===== Stored rows =====
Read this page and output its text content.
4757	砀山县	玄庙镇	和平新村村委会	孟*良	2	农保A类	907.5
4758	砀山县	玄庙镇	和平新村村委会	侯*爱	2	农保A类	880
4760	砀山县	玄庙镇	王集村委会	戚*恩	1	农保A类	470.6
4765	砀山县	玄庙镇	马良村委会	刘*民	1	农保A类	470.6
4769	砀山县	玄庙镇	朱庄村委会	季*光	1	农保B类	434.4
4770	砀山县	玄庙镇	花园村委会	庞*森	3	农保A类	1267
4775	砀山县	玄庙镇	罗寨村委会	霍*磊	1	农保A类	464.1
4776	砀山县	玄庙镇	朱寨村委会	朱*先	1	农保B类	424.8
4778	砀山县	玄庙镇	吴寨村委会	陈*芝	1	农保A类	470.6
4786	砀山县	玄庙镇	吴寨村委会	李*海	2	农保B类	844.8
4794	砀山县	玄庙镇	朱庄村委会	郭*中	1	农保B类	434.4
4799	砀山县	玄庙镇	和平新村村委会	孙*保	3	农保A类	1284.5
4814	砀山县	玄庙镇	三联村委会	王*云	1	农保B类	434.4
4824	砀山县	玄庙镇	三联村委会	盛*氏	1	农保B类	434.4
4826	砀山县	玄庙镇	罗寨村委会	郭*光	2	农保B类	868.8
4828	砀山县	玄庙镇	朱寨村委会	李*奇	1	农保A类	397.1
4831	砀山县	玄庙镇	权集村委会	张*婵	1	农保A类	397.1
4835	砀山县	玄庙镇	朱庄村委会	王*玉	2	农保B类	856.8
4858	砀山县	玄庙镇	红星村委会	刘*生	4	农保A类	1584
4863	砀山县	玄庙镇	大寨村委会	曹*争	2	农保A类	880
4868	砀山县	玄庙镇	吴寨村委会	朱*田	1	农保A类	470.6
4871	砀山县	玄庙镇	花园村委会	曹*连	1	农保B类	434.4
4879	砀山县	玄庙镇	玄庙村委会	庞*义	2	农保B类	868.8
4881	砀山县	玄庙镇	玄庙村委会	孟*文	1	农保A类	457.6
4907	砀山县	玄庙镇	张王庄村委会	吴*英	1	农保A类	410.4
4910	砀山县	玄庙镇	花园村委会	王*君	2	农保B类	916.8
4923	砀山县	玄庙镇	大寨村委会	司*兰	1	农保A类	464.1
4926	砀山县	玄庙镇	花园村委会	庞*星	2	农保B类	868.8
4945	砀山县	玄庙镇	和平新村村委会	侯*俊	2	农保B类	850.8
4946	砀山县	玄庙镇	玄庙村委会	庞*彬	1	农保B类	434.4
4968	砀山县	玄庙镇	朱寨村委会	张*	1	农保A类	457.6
=====
**Exercise:** Write out each line of the data that holds the string "罗寨村委会".

**Result for this exercise:**
4775	砀山县	玄庙镇	罗寨村委会	霍*磊	1	农保A类	464.1
4826	砀山县	玄庙镇	罗寨村委会	郭*光	2	农保B类	868.8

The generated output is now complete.